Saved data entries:

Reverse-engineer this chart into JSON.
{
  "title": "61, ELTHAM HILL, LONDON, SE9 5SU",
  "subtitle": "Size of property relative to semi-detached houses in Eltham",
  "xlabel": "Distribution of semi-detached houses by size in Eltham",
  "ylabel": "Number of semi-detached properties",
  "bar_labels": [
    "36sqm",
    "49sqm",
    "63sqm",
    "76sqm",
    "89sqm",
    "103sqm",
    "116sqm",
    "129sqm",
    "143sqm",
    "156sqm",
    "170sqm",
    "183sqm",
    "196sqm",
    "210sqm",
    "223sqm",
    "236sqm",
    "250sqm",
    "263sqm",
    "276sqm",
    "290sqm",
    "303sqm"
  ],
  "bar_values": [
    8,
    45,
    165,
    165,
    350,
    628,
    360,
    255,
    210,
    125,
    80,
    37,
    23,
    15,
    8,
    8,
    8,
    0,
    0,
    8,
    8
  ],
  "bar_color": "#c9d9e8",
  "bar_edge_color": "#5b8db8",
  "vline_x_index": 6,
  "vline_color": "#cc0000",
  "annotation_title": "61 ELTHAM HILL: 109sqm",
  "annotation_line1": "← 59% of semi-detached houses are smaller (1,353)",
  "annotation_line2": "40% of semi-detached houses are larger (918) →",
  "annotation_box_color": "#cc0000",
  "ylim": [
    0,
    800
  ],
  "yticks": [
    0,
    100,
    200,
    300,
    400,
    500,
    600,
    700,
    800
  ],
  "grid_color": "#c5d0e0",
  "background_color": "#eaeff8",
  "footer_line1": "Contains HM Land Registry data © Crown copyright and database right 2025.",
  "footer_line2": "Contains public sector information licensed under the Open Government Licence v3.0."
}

- [Requirement]:
Copy every line of the material, please, keeping it exactly the same.

- [Correct answer]:
Reverse-engineer this chart into JSON.
{
  "title": "61, ELTHAM HILL, LONDON, SE9 5SU",
  "subtitle": "Size of property relative to semi-detached houses in Eltham",
  "xlabel": "Distribution of semi-detached houses by size in Eltham",
  "ylabel": "Number of semi-detached properties",
  "bar_labels": [
    "36sqm",
    "49sqm",
    "63sqm",
    "76sqm",
    "89sqm",
    "103sqm",
    "116sqm",
    "129sqm",
    "143sqm",
    "156sqm",
    "170sqm",
    "183sqm",
    "196sqm",
    "210sqm",
    "223sqm",
    "236sqm",
    "250sqm",
    "263sqm",
    "276sqm",
    "290sqm",
    "303sqm"
  ],
  "bar_values": [
    8,
    45,
    165,
    165,
    350,
    628,
    360,
    255,
    210,
    125,
    80,
    37,
    23,
    15,
    8,
    8,
    8,
    0,
    0,
    8,
    8
  ],
  "bar_color": "#c9d9e8",
  "bar_edge_color": "#5b8db8",
  "vline_x_index": 6,
  "vline_color": "#cc0000",
  "annotation_title": "61 ELTHAM HILL: 109sqm",
  "annotation_line1": "← 59% of semi-detached houses are smaller (1,353)",
  "annotation_line2": "40% of semi-detached houses are larger (918) →",
  "annotation_box_color": "#cc0000",
  "ylim": [
    0,
    800
  ],
  "yticks": [
    0,
    100,
    200,
    300,
    400,
    500,
    600,
    700,
    800
  ],
  "grid_color": "#c5d0e0",
  "background_color": "#eaeff8",
  "footer_line1": "Contains HM Land Registry data © Crown copyright and database right 2025.",
  "footer_line2": "Contains public sector information licensed under the Open Government Licence v3.0."
}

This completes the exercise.